MATERIAL SUPPLIED
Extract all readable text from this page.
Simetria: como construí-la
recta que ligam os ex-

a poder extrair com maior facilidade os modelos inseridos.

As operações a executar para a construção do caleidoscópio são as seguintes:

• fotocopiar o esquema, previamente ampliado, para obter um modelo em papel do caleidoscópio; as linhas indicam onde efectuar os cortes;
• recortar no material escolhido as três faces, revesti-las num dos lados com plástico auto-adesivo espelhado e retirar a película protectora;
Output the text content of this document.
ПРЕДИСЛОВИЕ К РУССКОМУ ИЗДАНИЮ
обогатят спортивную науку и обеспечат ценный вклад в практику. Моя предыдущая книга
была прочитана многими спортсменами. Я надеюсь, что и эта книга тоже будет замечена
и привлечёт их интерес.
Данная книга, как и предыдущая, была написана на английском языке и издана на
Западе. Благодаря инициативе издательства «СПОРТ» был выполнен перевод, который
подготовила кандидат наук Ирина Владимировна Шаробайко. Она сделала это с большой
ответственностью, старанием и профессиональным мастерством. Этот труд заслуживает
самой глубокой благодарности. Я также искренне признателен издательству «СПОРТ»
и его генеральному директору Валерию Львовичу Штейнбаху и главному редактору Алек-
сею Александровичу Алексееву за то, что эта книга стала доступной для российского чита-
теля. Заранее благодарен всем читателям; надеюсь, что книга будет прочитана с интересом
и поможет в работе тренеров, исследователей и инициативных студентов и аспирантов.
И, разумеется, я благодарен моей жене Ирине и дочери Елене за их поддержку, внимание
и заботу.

TO BE DONE
Your task is to gather all lines from the entries above that hold the word "будет".

ANSWER TO THE PROBLEM
была прочитана многими спортсменами. Я надеюсь, что и эта книга тоже будет замечена
теля. Заранее благодарен всем читателям; надеюсь, что книга будет прочитана с интересом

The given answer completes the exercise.